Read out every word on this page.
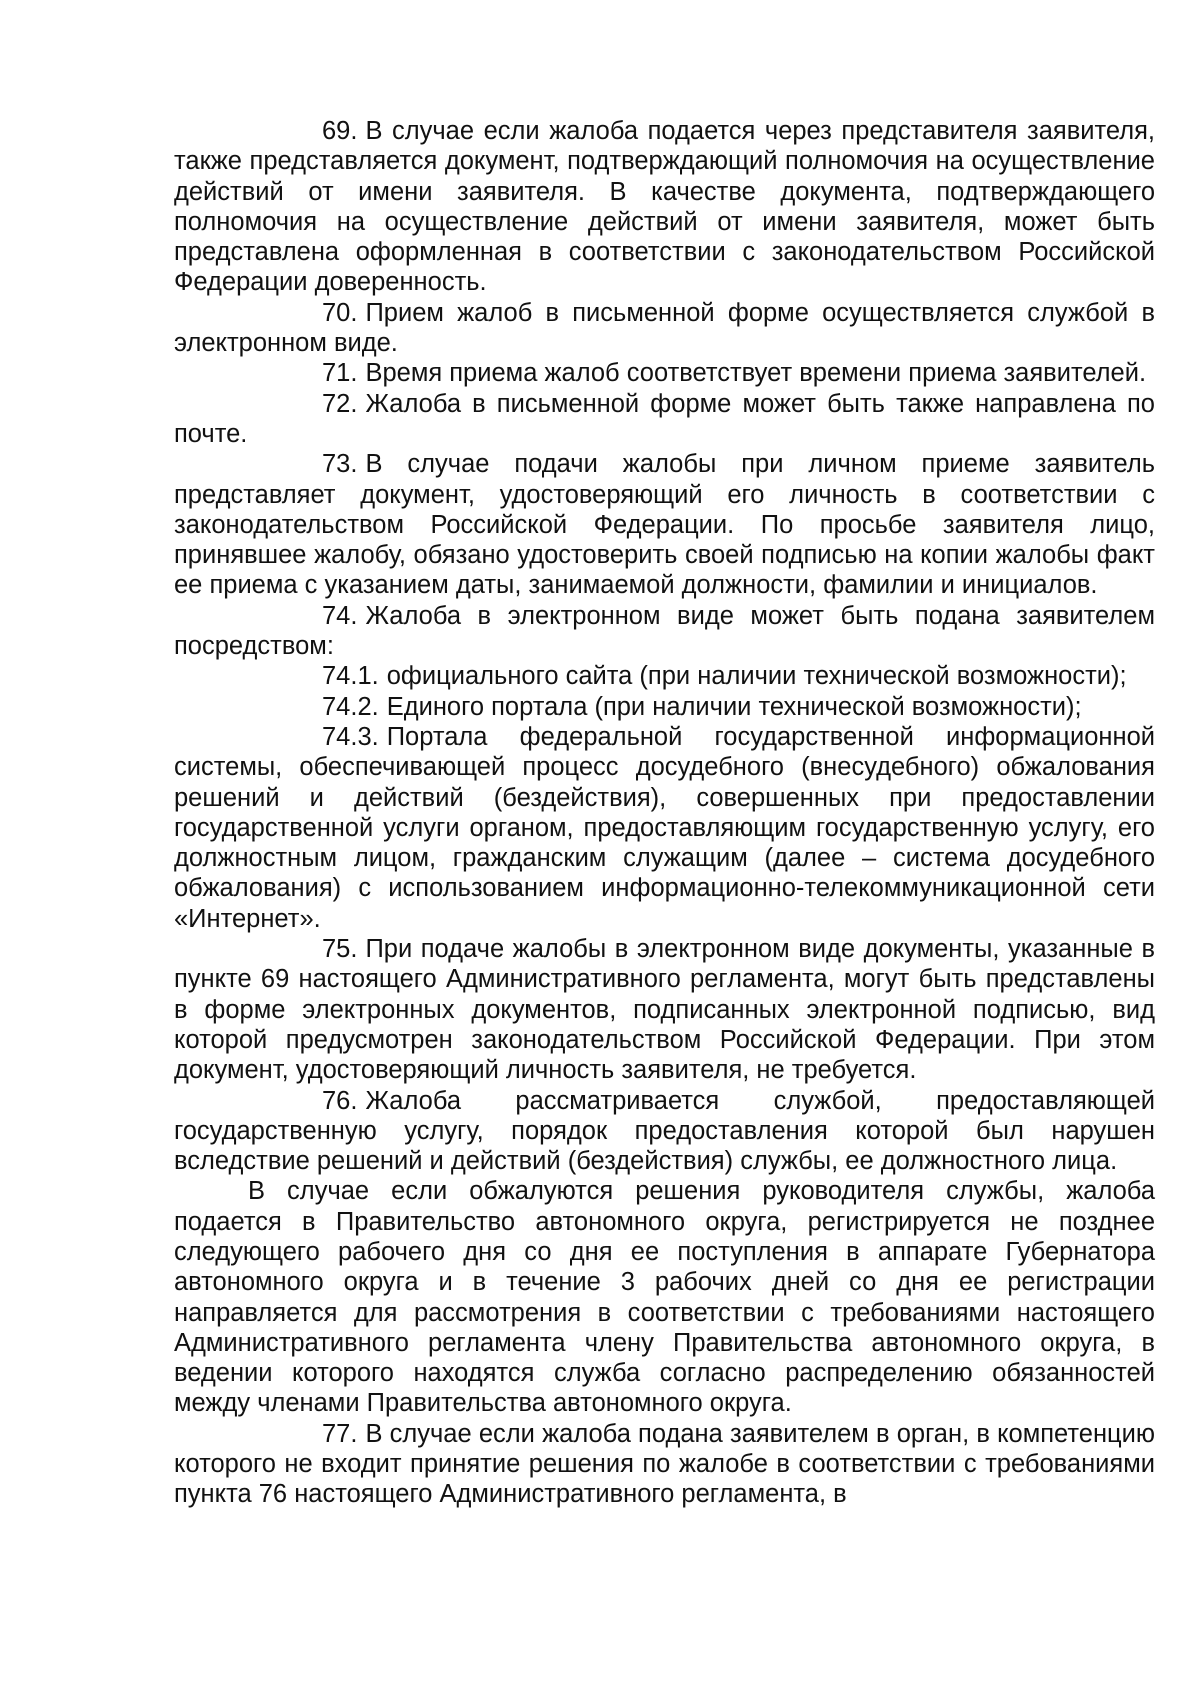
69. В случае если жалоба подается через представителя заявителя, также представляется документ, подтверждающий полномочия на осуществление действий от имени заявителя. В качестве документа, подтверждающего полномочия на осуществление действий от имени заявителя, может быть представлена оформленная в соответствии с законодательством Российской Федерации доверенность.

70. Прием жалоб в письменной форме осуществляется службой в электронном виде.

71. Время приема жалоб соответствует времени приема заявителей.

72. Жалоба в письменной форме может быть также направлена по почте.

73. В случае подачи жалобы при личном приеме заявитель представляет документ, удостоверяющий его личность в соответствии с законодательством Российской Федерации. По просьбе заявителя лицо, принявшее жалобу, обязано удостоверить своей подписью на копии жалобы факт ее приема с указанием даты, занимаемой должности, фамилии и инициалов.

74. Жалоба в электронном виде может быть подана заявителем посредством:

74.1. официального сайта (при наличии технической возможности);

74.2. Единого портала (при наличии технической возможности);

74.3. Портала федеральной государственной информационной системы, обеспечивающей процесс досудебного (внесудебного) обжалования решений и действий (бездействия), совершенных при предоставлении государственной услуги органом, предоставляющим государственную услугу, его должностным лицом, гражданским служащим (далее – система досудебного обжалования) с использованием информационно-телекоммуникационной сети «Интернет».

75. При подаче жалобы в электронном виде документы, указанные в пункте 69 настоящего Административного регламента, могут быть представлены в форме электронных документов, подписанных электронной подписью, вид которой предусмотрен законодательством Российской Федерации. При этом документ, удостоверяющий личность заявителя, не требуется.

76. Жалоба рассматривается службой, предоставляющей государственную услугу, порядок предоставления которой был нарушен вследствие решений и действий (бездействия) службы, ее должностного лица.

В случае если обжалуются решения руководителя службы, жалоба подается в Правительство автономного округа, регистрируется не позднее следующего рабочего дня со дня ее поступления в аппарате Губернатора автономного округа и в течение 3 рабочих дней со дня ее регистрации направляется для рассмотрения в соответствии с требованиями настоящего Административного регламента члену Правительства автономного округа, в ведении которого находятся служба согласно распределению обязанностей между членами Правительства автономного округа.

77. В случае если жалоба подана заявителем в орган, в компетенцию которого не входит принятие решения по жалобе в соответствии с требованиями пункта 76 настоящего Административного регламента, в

::::

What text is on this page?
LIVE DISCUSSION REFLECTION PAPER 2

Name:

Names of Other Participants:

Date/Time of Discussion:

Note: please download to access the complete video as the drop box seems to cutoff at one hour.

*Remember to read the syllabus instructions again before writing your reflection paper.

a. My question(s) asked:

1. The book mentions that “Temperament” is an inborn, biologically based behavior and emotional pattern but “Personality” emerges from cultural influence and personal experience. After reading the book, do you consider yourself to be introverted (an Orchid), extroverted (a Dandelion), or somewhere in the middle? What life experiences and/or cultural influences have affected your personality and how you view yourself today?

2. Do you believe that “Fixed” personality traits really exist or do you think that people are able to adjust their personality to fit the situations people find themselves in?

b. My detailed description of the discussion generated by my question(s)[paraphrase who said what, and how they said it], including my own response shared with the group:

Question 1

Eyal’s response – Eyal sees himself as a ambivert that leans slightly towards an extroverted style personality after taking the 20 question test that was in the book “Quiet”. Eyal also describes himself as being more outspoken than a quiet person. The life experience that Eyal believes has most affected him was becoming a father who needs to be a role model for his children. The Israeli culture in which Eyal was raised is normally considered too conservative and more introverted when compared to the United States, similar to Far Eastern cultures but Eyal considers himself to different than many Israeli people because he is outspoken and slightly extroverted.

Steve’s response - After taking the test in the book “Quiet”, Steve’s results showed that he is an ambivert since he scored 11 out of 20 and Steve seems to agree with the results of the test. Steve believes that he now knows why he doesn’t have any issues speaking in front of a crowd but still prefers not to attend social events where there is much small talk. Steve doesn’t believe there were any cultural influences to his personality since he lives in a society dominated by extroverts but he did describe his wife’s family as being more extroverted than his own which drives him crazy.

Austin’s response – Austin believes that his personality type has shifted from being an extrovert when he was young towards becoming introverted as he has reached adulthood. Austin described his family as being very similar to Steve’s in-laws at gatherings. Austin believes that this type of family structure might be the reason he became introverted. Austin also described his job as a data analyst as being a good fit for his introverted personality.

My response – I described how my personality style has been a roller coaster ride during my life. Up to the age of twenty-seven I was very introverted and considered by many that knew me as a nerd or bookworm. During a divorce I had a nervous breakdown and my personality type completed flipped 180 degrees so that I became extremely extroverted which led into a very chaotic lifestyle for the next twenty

::::

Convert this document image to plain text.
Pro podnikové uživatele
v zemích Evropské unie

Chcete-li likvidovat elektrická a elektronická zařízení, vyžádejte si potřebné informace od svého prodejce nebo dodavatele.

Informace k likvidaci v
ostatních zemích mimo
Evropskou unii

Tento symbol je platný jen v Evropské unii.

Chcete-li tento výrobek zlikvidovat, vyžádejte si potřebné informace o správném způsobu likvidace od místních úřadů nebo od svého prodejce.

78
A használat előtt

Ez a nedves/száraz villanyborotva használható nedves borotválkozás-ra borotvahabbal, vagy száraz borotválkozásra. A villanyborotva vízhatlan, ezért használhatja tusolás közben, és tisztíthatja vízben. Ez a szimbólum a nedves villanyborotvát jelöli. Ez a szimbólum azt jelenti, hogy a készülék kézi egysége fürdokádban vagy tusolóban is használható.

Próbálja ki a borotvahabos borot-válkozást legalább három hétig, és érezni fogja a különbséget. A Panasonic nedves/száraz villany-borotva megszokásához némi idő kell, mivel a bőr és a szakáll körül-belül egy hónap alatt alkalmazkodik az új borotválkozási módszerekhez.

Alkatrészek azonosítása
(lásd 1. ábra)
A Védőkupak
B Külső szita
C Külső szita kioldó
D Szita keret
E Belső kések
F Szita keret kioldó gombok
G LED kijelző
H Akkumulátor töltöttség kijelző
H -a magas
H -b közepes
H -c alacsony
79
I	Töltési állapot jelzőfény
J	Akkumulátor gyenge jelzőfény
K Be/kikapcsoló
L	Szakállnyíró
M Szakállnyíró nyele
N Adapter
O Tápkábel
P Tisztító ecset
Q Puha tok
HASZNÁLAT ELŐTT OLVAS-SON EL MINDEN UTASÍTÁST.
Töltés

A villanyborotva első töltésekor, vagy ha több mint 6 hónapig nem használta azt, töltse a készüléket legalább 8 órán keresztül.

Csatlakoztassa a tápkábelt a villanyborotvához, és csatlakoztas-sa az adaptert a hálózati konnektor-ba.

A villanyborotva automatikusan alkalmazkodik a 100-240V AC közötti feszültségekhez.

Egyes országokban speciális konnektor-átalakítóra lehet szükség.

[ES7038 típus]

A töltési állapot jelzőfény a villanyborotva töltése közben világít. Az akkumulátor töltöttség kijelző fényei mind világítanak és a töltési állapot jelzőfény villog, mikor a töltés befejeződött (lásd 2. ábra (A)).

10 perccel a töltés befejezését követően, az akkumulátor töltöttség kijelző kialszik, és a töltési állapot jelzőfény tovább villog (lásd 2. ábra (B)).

::::

◆ Required task:
Read the data above and pull out each line that holds the string "vagy".

◆ Full solution:
Ez a nedves/száraz villanyborotva használható nedves borotválkozás-ra borotvahabbal, vagy száraz borotválkozásra. A villanyborotva vízhatlan, ezért használhatja tusolás közben, és tisztíthatja vízben. Ez a szimbólum a nedves villanyborotvát jelöli. Ez a szimbólum azt jelenti, hogy a készülék kézi egysége fürdokádban vagy tusolóban is használható.
A villanyborotva első töltésekor, vagy ha több mint 6 hónapig nem használta azt, töltse a készüléket legalább 8 órán keresztül.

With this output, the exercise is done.